» **What the task requires**: Make an exact copy of the lines, leaving the pictures out.
-- start of Given entries --
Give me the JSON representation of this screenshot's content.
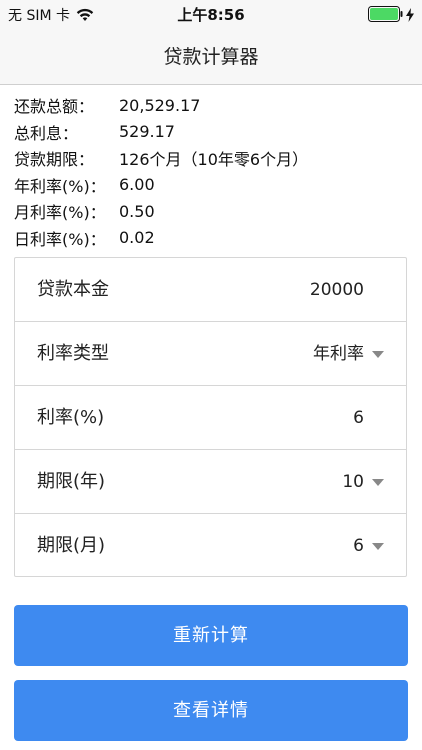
{
  "status_bar": {
    "carrier": "无 SIM 卡",
    "time": "上午8:56",
    "battery_icon": "battery-full-icon",
    "wifi_icon": "wifi-icon",
    "charging_icon": "charging-bolt-icon"
  },
  "nav": {
    "title": "贷款计算器"
  },
  "summary": {
    "total_repay_label": "还款总额：",
    "total_repay_value": "20,529.17",
    "total_interest_label": "总利息：",
    "total_interest_value": "529.17",
    "term_label": "贷款期限：",
    "term_value": "126个月（10年零6个月）",
    "annual_rate_label": "年利率(%)：",
    "annual_rate_value": "6.00",
    "monthly_rate_label": "月利率(%)：",
    "monthly_rate_value": "0.50",
    "daily_rate_label": "日利率(%)：",
    "daily_rate_value": "0.02"
  },
  "form": {
    "principal_label": "贷款本金",
    "principal_value": "20000",
    "rate_type_label": "利率类型",
    "rate_type_value": "年利率",
    "rate_label": "利率(%)",
    "rate_value": "6",
    "years_label": "期限(年)",
    "years_value": "10",
    "months_label": "期限(月)",
    "months_value": "6"
  },
  "buttons": {
    "recalculate": "重新计算",
    "details": "查看详情"
  },
  "colors": {
    "primary": "#3e8af0",
    "battery": "#4cd964"
  }
}
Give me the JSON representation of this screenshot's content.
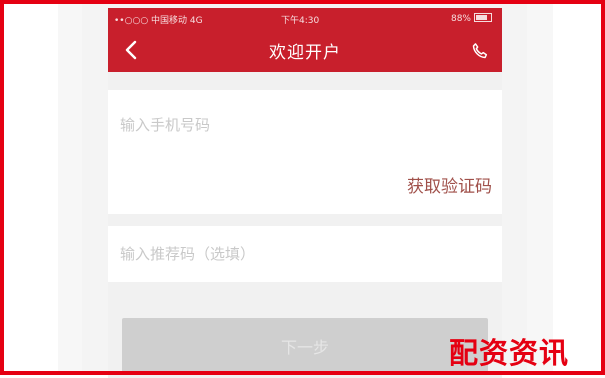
{
  "status_bar": {
    "carrier": "••○○○ 中国移动  4G",
    "time": "下午4:30",
    "battery": "88%"
  },
  "header": {
    "title": "欢迎开户",
    "back_icon": "chevron-left-icon",
    "phone_icon": "phone-icon"
  },
  "form": {
    "phone_placeholder": "输入手机号码",
    "get_code_label": "获取验证码",
    "referrer_placeholder": "输入推荐码（选填）",
    "submit_label": "下一步"
  },
  "watermark": "配资资讯",
  "colors": {
    "header": "#c81f2c",
    "frame": "#e50012",
    "code_link": "#a0504a"
  }
}
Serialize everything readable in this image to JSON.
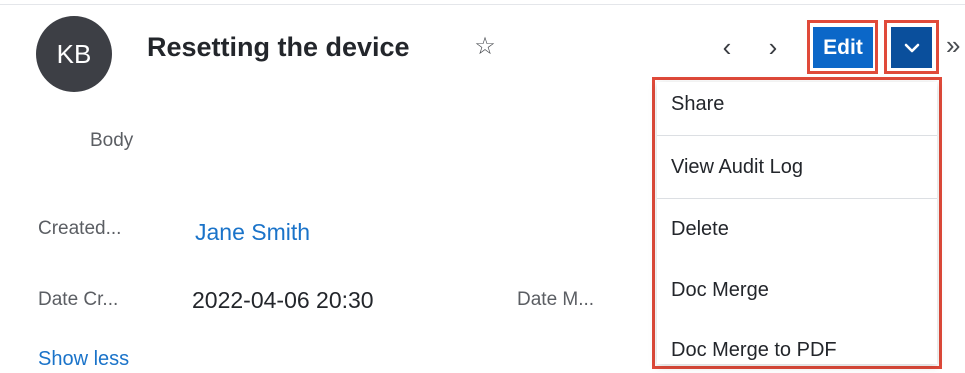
{
  "header": {
    "avatar_initials": "KB",
    "title": "Resetting the device",
    "favorite_icon": "star-outline-icon",
    "prev_icon": "chevron-left-icon",
    "next_icon": "chevron-right-icon",
    "edit_label": "Edit",
    "dropdown_icon": "chevron-down-icon",
    "more_icon": "double-chevron-right-icon"
  },
  "fields": {
    "body_label": "Body",
    "created_by_label": "Created...",
    "created_by_value": "Jane Smith",
    "date_created_label": "Date Cr...",
    "date_created_value": "2022-04-06 20:30",
    "date_modified_label": "Date M...",
    "show_less": "Show less"
  },
  "action_menu": {
    "items": [
      {
        "label": "Share"
      },
      {
        "label": "View Audit Log"
      },
      {
        "label": "Delete"
      },
      {
        "label": "Doc Merge"
      },
      {
        "label": "Doc Merge to PDF"
      }
    ]
  },
  "colors": {
    "primary_button": "#0b67c8",
    "dropdown_button": "#0a4f9c",
    "highlight": "#e04a3a",
    "link": "#1a73c9",
    "avatar_bg": "#3d3f45"
  }
}
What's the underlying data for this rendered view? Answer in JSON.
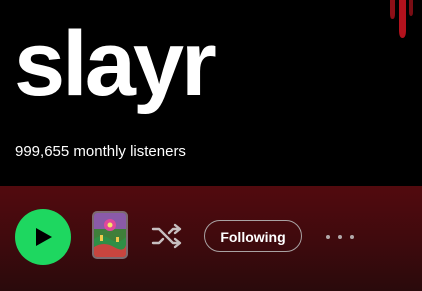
{
  "artist": {
    "name": "slayr",
    "monthly_listeners": "999,655 monthly listeners"
  },
  "actions": {
    "play_icon": "play-icon",
    "shuffle_icon": "shuffle-icon",
    "follow_label": "Following",
    "more_icon": "more-options-icon"
  },
  "colors": {
    "hero_background": "#000000",
    "action_bar_background": "#520a0e",
    "play_button": "#1ed760",
    "accent_drip": "#b3121d"
  }
}
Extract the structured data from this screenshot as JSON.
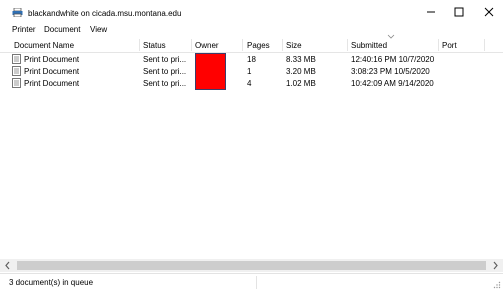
{
  "window": {
    "title": "blackandwhite on cicada.msu.montana.edu",
    "icon": "printer-icon"
  },
  "menu": [
    "Printer",
    "Document",
    "View"
  ],
  "columns": [
    "Document Name",
    "Status",
    "Owner",
    "Pages",
    "Size",
    "Submitted",
    "Port"
  ],
  "rows": [
    {
      "name": "Print Document",
      "status": "Sent to pri...",
      "owner": "",
      "pages": "18",
      "size": "8.33 MB",
      "submitted": "12:40:16 PM  10/7/2020",
      "port": ""
    },
    {
      "name": "Print Document",
      "status": "Sent to pri...",
      "owner": "",
      "pages": "1",
      "size": "3.20 MB",
      "submitted": "3:08:23 PM  10/5/2020",
      "port": ""
    },
    {
      "name": "Print Document",
      "status": "Sent to pri...",
      "owner": "",
      "pages": "4",
      "size": "1.02 MB",
      "submitted": "10:42:09 AM  9/14/2020",
      "port": ""
    }
  ],
  "status": {
    "text": "3 document(s) in queue"
  },
  "colors": {
    "redaction": "#ff0000"
  }
}
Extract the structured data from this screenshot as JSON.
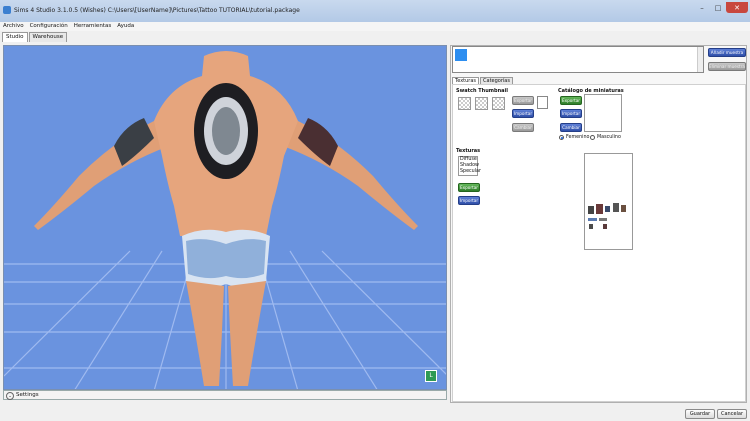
-- end of Given entries --
» **Task result**:
Give me the JSON representation of this screenshot's content.
{
  "status_bar": {
    "carrier": "无 SIM 卡",
    "time": "上午8:56",
    "battery_icon": "battery-full-icon",
    "wifi_icon": "wifi-icon",
    "charging_icon": "charging-bolt-icon"
  },
  "nav": {
    "title": "贷款计算器"
  },
  "summary": {
    "total_repay_label": "还款总额：",
    "total_repay_value": "20,529.17",
    "total_interest_label": "总利息：",
    "total_interest_value": "529.17",
    "term_label": "贷款期限：",
    "term_value": "126个月（10年零6个月）",
    "annual_rate_label": "年利率(%)：",
    "annual_rate_value": "6.00",
    "monthly_rate_label": "月利率(%)：",
    "monthly_rate_value": "0.50",
    "daily_rate_label": "日利率(%)：",
    "daily_rate_value": "0.02"
  },
  "form": {
    "principal_label": "贷款本金",
    "principal_value": "20000",
    "rate_type_label": "利率类型",
    "rate_type_value": "年利率",
    "rate_label": "利率(%)",
    "rate_value": "6",
    "years_label": "期限(年)",
    "years_value": "10",
    "months_label": "期限(月)",
    "months_value": "6"
  },
  "buttons": {
    "recalculate": "重新计算",
    "details": "查看详情"
  },
  "colors": {
    "primary": "#3e8af0",
    "battery": "#4cd964"
  }
}
Give me the JSON representation of this screenshot's content.
{
  "status_bar": {
    "carrier": "••○○○ 中国移动  4G",
    "time": "下午4:30",
    "battery": "88%"
  },
  "header": {
    "title": "欢迎开户",
    "back_icon": "chevron-left-icon",
    "phone_icon": "phone-icon"
  },
  "form": {
    "phone_placeholder": "输入手机号码",
    "get_code_label": "获取验证码",
    "referrer_placeholder": "输入推荐码（选填）",
    "submit_label": "下一步"
  },
  "watermark": "配资资讯",
  "colors": {
    "header": "#c81f2c",
    "frame": "#e50012",
    "code_link": "#a0504a"
  }
}
Serialize everything readable in this image to JSON.
{
  "header": {
    "avatar_initials": "KB",
    "title": "Resetting the device",
    "favorite_icon": "star-outline-icon",
    "prev_icon": "chevron-left-icon",
    "next_icon": "chevron-right-icon",
    "edit_label": "Edit",
    "dropdown_icon": "chevron-down-icon",
    "more_icon": "double-chevron-right-icon"
  },
  "fields": {
    "body_label": "Body",
    "created_by_label": "Created...",
    "created_by_value": "Jane Smith",
    "date_created_label": "Date Cr...",
    "date_created_value": "2022-04-06 20:30",
    "date_modified_label": "Date M...",
    "show_less": "Show less"
  },
  "action_menu": {
    "items": [
      {
        "label": "Share"
      },
      {
        "label": "View Audit Log"
      },
      {
        "label": "Delete"
      },
      {
        "label": "Doc Merge"
      },
      {
        "label": "Doc Merge to PDF"
      }
    ]
  },
  "colors": {
    "primary_button": "#0b67c8",
    "dropdown_button": "#0a4f9c",
    "highlight": "#e04a3a",
    "link": "#1a73c9",
    "avatar_bg": "#3d3f45"
  }
}
What's the underlying data for this rendered view? Answer in JSON.
{
  "artist": {
    "name": "slayr",
    "monthly_listeners": "999,655 monthly listeners"
  },
  "actions": {
    "play_icon": "play-icon",
    "shuffle_icon": "shuffle-icon",
    "follow_label": "Following",
    "more_icon": "more-options-icon"
  },
  "colors": {
    "hero_background": "#000000",
    "action_bar_background": "#520a0e",
    "play_button": "#1ed760",
    "accent_drip": "#b3121d"
  }
}
Extract the structured data from this screenshot as JSON.
{
  "window": {
    "title": "blackandwhite on cicada.msu.montana.edu",
    "icon": "printer-icon"
  },
  "menu": [
    "Printer",
    "Document",
    "View"
  ],
  "columns": [
    "Document Name",
    "Status",
    "Owner",
    "Pages",
    "Size",
    "Submitted",
    "Port"
  ],
  "rows": [
    {
      "name": "Print Document",
      "status": "Sent to pri...",
      "owner": "",
      "pages": "18",
      "size": "8.33 MB",
      "submitted": "12:40:16 PM  10/7/2020",
      "port": ""
    },
    {
      "name": "Print Document",
      "status": "Sent to pri...",
      "owner": "",
      "pages": "1",
      "size": "3.20 MB",
      "submitted": "3:08:23 PM  10/5/2020",
      "port": ""
    },
    {
      "name": "Print Document",
      "status": "Sent to pri...",
      "owner": "",
      "pages": "4",
      "size": "1.02 MB",
      "submitted": "10:42:09 AM  9/14/2020",
      "port": ""
    }
  ],
  "status": {
    "text": "3 document(s) in queue"
  },
  "colors": {
    "redaction": "#ff0000"
  }
}
Extract the structured data from this screenshot as JSON.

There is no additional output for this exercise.